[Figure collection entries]
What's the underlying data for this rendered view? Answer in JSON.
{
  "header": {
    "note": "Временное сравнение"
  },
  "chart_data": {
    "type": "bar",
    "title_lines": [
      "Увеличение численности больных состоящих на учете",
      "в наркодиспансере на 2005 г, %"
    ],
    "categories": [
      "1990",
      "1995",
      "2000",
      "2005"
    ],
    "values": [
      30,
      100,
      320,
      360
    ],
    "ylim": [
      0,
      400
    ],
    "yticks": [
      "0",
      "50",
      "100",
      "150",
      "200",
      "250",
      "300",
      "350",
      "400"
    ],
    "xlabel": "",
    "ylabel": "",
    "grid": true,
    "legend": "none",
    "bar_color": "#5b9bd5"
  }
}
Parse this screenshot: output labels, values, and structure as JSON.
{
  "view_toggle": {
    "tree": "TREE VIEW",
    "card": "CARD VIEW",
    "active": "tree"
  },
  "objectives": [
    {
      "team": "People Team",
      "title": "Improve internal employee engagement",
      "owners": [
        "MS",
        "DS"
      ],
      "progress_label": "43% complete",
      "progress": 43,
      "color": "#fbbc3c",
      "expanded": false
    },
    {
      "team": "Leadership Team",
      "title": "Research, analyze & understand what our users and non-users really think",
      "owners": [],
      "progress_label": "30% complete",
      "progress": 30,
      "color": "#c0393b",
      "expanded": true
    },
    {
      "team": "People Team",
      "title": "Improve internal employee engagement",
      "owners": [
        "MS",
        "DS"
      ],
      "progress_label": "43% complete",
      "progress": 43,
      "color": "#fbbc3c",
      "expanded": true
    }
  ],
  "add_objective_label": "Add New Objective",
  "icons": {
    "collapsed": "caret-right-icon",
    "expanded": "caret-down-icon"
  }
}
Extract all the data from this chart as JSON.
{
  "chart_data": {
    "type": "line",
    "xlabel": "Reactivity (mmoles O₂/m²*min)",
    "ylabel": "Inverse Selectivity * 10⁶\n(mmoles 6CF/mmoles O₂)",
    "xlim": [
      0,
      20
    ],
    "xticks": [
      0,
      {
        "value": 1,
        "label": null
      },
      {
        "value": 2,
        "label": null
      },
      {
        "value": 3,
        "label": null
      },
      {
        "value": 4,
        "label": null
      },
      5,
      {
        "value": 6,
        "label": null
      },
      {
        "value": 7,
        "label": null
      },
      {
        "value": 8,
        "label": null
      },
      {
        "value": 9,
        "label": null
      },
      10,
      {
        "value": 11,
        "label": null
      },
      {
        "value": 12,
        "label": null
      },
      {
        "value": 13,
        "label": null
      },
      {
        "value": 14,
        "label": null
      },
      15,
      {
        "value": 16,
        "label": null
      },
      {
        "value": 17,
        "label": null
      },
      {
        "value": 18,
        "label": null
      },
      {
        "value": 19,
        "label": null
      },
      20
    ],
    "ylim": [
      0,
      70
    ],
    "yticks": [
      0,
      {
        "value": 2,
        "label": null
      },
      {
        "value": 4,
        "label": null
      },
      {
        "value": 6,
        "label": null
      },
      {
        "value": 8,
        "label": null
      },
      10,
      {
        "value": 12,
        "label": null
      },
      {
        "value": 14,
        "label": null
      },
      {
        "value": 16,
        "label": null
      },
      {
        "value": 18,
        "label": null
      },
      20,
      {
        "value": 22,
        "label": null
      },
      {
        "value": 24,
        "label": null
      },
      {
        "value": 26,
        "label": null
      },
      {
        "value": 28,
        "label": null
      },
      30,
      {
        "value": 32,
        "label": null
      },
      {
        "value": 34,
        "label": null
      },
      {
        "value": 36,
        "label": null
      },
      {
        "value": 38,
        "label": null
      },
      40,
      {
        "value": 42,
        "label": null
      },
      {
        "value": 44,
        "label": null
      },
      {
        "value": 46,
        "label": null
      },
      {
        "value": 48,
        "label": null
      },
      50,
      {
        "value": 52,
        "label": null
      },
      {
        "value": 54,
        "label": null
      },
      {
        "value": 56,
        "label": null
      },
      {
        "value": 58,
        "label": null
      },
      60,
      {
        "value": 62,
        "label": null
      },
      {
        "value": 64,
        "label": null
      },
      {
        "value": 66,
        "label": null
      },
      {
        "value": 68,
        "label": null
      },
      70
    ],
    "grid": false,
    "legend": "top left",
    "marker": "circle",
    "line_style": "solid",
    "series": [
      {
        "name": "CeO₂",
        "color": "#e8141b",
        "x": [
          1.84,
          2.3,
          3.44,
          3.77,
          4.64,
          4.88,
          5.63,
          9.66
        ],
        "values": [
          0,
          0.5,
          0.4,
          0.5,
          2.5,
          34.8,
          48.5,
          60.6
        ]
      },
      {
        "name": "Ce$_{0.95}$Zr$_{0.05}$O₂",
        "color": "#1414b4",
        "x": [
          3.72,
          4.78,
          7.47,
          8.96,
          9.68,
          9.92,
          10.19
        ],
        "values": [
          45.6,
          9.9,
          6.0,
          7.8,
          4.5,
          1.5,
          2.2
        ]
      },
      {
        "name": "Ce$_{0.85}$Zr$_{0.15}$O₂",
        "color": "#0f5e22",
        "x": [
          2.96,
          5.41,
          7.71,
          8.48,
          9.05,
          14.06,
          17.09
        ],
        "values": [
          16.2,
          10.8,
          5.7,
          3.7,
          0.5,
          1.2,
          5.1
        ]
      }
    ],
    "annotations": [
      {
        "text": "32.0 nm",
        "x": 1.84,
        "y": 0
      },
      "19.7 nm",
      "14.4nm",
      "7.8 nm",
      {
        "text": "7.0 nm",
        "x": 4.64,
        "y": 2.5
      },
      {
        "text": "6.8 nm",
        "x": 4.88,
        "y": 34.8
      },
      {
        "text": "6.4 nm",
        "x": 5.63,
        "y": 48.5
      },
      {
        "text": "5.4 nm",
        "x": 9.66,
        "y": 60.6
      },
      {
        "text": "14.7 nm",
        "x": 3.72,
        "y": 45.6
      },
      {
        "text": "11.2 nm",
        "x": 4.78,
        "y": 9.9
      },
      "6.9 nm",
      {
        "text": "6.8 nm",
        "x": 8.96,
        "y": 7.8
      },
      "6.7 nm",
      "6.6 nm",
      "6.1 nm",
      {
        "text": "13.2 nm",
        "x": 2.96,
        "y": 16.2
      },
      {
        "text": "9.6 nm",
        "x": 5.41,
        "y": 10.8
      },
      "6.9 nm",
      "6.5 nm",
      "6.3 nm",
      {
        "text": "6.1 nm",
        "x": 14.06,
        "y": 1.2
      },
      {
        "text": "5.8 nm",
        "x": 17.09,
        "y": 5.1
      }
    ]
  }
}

Work to be completed:
Work out how many lines of the listing above include the word "ylabel". Reply with nothing but the count.

Solution to this task:
2